# [Prompt A]
In the excerpt on ulcer edges below, transcribe the stretch from "The assessment of" through "ulcer perimeter [31].".
# [Prompt B]
Using the excerpt on ulcer edges below, decide whether each statement agrees with it. Answer yes or no for each, and quote the deciding words. (i) The depth of the edges is probed counterclockwise. (ii) Digital pitting scars are frequent. (iii) Pale perilesional skin points to ischemia.

Excerpt below:

The assessment of the outline of the edges has an important diagnostic value in particular when the edges do not adhere to the wound bed and the wound closure does not take place. The “undermining” of the edges should be always checked out following the “clock” method: the depth of the edges is probed clockwise with a sterile swab along the whole ulcer perimeter [31].

Digital pitting scars (DPS) are frequent and may manifest in the form of microareas of pinhole-sized depression and corneous deposit. The DU secondary to DPS often presents phenomena of undermining as well as a marked thickening and hardening of edges and perilesional skin.

The functionality of the edges also depends from the trophism and conditions of perilesional skin. For the perilesional skin, the following aspects are considered:

  • Colour: red/erythematous skin (infection/inflammation), pale skin (ischemia), yellowish skin (hyperkeratosis), cyanotic skin (hypoperfusion)

End of Excerpt.
Records below:

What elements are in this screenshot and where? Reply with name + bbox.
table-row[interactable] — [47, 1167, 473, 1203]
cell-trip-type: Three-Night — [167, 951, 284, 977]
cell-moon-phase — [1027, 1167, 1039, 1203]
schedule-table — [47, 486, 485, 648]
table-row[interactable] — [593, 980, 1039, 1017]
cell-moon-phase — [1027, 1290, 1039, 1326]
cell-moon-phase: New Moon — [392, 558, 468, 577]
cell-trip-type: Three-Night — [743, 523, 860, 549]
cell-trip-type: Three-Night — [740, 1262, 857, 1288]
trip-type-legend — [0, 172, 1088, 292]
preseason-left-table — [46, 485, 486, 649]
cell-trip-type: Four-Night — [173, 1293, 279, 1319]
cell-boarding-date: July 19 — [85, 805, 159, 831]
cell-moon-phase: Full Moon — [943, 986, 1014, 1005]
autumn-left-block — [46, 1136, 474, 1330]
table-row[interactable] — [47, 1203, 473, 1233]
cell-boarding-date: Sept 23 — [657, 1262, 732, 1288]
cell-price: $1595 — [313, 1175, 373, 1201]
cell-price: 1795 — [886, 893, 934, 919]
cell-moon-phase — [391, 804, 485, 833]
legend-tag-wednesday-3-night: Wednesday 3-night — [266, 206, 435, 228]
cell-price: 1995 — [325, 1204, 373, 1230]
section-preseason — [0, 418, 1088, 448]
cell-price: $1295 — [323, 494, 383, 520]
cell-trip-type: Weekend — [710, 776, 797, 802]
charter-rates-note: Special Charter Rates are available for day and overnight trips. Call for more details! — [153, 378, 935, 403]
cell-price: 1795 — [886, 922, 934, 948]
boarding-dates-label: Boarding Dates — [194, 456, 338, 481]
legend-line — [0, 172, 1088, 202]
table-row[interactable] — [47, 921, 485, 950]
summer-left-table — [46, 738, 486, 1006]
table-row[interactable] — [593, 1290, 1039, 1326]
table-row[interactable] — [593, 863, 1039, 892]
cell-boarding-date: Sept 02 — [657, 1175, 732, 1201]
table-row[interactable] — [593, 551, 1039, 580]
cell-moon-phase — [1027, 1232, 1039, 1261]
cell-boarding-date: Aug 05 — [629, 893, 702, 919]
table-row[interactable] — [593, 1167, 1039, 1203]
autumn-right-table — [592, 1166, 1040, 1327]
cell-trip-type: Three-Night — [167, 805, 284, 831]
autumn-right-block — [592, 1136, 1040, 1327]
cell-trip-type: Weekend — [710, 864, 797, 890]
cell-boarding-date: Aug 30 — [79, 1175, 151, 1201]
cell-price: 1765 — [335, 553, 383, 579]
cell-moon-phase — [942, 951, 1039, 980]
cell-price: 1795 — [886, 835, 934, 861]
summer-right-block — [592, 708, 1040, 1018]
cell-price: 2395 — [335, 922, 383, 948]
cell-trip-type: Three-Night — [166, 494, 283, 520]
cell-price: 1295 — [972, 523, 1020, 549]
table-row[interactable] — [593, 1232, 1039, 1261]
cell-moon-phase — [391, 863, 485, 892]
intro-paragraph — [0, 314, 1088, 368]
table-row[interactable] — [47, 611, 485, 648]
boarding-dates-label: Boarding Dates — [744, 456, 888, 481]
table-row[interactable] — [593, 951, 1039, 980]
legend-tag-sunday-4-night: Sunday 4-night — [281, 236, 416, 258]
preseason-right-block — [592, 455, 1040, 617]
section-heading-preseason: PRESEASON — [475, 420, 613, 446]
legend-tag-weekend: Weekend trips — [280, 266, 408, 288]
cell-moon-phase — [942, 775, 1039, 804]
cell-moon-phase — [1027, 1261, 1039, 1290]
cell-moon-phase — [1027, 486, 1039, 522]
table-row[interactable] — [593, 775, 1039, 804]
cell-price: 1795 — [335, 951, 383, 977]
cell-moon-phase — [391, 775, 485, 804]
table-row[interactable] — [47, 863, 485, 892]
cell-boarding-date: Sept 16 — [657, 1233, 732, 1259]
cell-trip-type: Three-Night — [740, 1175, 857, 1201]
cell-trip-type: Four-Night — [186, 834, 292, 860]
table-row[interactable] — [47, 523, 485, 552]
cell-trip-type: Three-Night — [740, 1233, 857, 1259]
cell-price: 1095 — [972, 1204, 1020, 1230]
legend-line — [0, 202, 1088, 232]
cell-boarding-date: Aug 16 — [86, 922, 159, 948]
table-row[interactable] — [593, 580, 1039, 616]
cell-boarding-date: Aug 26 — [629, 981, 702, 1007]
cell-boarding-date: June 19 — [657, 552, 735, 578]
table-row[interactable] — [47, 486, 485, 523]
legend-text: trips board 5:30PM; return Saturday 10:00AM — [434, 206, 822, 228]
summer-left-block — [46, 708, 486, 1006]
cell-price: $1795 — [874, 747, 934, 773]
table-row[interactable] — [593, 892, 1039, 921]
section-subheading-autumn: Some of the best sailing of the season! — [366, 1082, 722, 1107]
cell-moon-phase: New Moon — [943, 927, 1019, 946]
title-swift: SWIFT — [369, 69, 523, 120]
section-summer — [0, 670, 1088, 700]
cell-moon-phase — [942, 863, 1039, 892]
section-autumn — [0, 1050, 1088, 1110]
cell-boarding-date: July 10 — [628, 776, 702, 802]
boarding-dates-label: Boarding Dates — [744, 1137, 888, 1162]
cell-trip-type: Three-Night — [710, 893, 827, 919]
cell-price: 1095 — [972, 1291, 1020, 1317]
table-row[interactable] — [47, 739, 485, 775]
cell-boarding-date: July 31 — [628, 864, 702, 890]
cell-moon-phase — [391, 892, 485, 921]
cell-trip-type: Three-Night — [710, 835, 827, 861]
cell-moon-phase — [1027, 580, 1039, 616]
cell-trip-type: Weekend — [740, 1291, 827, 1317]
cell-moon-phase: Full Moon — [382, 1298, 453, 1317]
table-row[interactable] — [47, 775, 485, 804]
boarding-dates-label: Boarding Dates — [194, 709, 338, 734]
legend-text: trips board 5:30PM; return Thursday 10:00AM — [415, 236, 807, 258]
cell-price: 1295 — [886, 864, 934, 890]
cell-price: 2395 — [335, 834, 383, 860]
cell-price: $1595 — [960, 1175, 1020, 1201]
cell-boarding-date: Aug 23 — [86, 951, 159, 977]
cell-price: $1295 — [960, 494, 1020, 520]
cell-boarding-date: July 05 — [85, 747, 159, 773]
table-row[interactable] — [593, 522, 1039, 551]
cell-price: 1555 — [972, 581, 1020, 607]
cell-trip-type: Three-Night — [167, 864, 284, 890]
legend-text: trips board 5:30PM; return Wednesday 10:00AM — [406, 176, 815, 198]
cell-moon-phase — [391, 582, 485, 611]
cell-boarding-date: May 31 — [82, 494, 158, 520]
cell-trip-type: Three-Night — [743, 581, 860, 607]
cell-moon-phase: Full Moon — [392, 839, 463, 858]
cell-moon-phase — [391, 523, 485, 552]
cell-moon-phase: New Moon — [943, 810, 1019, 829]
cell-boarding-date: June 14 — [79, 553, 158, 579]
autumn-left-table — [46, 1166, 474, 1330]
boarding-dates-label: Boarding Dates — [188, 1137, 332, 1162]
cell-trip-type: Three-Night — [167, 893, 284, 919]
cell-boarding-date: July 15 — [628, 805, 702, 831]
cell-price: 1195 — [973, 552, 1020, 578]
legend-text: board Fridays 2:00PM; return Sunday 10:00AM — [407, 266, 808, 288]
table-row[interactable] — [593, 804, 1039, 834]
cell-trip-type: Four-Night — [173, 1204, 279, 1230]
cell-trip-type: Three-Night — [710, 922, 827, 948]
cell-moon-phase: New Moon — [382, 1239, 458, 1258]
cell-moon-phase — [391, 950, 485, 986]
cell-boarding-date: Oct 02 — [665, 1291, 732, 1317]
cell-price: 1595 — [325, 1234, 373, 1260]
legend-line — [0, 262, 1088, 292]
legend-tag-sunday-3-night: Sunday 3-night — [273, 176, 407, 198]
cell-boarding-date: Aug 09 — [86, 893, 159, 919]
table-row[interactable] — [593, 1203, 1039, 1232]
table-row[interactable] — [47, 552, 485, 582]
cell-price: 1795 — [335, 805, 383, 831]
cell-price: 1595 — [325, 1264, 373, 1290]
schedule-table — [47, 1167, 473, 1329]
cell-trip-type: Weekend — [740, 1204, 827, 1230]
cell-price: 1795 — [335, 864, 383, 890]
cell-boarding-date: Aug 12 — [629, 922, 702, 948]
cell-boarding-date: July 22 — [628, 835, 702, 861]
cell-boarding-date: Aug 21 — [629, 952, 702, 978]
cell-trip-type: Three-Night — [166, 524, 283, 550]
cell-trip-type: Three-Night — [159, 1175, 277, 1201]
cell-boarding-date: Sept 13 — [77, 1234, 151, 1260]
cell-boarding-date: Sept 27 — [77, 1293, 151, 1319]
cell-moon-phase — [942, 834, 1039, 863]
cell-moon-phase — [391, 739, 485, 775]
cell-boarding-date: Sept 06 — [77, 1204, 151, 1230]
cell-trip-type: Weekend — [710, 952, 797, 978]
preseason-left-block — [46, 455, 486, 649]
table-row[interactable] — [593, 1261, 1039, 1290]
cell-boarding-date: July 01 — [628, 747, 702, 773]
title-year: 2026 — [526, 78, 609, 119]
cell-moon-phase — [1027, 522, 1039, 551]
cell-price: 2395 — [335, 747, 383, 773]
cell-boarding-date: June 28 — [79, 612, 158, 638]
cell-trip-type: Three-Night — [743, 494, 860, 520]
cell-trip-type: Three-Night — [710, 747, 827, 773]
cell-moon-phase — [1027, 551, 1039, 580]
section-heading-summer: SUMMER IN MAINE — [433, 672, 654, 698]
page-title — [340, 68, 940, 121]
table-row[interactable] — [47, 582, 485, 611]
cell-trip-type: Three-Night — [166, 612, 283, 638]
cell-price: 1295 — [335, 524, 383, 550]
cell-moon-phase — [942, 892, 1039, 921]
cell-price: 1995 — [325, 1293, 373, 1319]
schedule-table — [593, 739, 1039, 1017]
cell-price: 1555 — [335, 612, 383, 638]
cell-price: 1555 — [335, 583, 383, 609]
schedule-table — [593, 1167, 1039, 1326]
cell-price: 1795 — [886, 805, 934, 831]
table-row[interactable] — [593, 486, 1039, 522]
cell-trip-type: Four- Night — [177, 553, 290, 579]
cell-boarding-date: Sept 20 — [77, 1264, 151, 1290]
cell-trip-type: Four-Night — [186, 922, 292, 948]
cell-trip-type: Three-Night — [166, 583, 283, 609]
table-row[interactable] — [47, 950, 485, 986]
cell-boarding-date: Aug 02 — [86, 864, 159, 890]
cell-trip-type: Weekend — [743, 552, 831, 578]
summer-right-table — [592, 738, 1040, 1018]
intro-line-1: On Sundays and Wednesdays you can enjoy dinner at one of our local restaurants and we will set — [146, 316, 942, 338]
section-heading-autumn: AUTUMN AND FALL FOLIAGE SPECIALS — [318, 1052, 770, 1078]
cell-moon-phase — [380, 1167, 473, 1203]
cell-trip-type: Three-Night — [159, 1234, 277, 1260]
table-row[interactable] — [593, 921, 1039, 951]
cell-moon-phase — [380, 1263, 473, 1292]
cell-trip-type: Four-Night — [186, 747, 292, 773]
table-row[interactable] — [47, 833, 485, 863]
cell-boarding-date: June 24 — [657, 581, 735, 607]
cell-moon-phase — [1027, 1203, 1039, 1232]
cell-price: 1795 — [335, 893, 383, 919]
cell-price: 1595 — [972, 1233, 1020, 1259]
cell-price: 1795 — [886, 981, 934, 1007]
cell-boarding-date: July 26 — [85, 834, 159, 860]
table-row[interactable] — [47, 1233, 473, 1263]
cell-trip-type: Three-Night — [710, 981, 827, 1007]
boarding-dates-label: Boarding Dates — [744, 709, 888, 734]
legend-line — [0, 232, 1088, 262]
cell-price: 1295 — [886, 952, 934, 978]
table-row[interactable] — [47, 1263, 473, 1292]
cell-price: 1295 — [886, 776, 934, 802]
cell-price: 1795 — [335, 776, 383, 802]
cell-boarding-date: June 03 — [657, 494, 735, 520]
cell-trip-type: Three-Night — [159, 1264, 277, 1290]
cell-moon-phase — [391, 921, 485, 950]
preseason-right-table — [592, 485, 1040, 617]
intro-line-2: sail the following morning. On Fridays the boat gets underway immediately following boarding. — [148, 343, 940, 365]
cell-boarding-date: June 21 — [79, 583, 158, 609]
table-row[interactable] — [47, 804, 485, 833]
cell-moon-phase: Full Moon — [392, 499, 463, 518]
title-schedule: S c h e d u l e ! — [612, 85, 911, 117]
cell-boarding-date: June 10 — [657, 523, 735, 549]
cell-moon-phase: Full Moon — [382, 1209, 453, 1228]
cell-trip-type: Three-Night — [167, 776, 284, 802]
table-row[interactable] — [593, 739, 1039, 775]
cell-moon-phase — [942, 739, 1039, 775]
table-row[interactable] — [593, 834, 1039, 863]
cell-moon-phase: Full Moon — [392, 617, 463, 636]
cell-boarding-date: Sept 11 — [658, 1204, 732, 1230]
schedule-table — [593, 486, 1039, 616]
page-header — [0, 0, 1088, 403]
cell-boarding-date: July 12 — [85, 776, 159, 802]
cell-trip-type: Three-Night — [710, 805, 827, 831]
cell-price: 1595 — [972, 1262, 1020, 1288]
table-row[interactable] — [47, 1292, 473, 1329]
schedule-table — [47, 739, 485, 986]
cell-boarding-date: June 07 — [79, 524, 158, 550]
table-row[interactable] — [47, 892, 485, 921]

End of Records.

# [Exercise answer A]
The assessment of the outline of the edges has an important diagnostic value in particular when the edges do not adhere to the wound bed and the wound closure does not take place. The “undermining” of the edges should be always checked out following the “clock” method: the depth of the edges is probed clockwise with a sterile swab along the whole ulcer perimeter [31].

# [Exercise answer B]
(i) No: "the depth of the edges is probed clockwise with a sterile swab along the whole ulcer perimeter"
(ii) Yes: "Digital pitting scars (DPS) are frequent"
(iii) Yes: "pale skin (ischemia)"